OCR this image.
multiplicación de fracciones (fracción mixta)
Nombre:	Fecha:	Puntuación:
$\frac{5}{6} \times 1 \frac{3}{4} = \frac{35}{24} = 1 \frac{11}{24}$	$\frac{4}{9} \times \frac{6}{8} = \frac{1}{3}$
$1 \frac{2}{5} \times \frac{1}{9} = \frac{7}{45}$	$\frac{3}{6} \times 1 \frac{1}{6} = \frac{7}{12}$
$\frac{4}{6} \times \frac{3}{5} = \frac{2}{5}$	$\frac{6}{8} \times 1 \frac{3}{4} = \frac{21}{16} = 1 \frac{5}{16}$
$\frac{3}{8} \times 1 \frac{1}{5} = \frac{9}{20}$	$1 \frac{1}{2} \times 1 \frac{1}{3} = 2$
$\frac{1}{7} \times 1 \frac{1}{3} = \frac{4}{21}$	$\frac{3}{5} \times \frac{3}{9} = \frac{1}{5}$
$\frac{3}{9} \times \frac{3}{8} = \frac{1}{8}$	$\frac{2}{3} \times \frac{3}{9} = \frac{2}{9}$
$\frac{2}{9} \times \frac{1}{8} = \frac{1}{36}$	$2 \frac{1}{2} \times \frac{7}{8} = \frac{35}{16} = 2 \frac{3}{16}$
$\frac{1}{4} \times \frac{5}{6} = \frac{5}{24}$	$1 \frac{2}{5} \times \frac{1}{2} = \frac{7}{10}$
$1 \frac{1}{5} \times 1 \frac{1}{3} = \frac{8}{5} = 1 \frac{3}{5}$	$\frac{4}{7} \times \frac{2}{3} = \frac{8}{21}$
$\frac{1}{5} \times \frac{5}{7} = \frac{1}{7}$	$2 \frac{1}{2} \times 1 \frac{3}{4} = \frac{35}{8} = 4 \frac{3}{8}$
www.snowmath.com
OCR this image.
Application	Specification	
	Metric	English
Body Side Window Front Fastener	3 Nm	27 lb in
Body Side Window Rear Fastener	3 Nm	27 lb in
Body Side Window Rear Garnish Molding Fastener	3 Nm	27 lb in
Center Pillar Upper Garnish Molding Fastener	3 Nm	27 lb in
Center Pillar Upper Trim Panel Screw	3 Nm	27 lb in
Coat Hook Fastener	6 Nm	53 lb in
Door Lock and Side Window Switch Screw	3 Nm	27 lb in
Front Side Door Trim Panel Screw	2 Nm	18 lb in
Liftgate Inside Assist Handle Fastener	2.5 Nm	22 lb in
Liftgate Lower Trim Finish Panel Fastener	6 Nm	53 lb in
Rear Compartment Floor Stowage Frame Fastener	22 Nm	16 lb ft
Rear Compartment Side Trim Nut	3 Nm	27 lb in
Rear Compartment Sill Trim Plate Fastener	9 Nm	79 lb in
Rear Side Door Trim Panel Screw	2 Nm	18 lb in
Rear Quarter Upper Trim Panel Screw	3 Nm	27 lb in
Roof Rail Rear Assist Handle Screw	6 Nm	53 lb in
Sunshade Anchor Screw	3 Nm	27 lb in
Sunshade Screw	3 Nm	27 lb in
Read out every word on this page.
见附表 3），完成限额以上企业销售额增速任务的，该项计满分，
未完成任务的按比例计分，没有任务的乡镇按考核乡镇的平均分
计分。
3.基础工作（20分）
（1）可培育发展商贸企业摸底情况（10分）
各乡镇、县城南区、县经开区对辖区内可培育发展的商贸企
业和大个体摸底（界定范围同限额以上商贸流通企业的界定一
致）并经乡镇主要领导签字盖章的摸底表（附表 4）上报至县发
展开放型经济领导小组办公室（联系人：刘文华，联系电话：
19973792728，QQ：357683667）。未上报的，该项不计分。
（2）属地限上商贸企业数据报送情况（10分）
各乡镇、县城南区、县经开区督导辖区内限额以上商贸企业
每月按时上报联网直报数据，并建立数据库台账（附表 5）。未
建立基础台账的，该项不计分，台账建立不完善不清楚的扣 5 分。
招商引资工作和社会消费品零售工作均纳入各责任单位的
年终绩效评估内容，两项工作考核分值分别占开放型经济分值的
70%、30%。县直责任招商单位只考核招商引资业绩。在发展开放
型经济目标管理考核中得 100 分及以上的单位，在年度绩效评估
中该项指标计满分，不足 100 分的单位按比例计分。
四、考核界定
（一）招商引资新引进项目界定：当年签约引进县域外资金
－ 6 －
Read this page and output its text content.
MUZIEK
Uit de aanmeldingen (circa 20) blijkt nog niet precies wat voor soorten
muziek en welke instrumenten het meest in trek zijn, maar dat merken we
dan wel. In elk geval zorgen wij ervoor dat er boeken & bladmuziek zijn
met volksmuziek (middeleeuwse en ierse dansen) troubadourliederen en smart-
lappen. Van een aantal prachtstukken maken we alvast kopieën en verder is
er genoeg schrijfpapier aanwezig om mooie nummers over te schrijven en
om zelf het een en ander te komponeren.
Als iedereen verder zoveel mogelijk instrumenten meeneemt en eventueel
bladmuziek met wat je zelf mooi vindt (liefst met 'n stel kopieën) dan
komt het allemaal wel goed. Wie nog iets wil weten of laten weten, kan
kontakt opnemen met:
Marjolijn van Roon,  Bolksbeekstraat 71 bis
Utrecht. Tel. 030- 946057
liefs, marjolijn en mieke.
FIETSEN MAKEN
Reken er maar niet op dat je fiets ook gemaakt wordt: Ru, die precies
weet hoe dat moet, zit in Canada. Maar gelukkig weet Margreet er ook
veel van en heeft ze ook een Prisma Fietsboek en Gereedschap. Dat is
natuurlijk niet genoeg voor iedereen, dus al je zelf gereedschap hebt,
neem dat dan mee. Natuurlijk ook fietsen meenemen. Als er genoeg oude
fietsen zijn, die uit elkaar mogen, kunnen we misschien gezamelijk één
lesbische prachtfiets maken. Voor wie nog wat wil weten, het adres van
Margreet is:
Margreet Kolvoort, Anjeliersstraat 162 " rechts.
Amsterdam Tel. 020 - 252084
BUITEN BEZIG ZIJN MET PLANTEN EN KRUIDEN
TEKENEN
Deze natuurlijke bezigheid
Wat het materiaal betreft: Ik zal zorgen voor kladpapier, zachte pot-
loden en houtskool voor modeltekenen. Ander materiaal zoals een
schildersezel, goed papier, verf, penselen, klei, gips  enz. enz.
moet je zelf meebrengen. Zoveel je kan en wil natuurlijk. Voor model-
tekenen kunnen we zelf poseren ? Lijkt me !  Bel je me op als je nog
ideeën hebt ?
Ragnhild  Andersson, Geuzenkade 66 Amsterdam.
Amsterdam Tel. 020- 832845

→ To do: Check each line of the data above for the word "Pillar" and say how many lines have it. Give the number alone.

→ Solution to this exercise: 2